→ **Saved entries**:
☆ ☆ ☆ ☆ ☆

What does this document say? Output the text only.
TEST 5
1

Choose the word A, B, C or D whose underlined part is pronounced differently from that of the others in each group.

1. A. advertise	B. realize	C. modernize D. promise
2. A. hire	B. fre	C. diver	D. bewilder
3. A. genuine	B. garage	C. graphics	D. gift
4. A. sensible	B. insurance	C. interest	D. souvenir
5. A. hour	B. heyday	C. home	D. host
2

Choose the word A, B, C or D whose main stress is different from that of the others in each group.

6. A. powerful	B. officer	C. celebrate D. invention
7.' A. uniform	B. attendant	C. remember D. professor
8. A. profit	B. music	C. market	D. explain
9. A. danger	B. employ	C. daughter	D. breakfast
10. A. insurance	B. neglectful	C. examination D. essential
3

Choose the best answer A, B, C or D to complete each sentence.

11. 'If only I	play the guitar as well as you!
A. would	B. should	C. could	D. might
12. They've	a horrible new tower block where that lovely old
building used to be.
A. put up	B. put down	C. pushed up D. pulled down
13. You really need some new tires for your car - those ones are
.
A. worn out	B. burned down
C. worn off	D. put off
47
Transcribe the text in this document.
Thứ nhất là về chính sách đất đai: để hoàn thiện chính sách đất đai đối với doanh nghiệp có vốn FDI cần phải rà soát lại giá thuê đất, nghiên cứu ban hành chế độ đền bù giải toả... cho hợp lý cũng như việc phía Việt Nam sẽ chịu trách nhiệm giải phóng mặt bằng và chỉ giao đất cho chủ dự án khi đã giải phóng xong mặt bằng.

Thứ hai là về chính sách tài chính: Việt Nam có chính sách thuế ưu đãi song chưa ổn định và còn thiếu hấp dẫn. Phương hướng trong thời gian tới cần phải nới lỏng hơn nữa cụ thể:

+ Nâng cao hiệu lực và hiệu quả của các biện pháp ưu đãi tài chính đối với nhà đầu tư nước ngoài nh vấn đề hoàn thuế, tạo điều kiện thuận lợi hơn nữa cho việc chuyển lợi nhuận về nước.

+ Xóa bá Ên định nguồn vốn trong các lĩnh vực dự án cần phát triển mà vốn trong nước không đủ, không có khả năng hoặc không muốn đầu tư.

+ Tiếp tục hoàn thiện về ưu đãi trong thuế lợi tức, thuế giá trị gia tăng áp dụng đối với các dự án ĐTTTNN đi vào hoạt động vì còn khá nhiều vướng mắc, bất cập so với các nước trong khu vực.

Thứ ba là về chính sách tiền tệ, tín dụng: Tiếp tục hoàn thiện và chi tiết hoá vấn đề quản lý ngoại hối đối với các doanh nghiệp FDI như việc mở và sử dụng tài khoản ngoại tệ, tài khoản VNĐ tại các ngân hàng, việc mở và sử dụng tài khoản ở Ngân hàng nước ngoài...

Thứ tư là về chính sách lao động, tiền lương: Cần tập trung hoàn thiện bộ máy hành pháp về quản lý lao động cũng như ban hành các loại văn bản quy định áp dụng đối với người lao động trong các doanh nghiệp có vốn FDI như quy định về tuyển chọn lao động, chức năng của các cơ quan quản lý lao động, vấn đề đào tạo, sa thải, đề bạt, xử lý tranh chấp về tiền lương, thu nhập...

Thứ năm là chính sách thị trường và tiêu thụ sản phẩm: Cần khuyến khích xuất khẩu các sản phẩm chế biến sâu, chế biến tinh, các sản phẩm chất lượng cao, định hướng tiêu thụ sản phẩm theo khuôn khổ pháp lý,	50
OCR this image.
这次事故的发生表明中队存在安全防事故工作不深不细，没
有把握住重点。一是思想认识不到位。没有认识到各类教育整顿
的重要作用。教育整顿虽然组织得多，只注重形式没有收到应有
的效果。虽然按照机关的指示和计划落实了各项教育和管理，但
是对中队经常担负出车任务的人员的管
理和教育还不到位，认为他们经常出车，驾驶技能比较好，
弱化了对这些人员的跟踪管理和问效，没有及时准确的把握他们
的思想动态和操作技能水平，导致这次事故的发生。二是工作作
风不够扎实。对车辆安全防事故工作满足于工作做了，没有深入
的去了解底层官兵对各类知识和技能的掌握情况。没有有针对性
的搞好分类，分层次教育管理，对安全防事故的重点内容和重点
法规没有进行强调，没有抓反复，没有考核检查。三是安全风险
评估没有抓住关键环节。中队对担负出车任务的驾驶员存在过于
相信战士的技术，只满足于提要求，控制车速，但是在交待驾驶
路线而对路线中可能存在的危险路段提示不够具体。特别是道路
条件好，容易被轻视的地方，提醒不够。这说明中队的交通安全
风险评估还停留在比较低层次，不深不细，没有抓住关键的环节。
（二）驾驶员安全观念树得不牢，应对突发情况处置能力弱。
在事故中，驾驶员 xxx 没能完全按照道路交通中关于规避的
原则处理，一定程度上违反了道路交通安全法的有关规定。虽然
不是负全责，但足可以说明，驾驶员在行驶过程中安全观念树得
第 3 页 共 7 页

☆ ☆ ☆ ☆ ☆

→ **SET TASK**:
Pick out every line above that holds the word "each" and copy it.

→ **EXERCISE RESPONSE**:
Choose the word A, B, C or D whose underlined part is pronounced differently from that of the others in each group.
Choose the word A, B, C or D whose main stress is different from that of the others in each group.
Choose the best answer A, B, C or D to complete each sentence.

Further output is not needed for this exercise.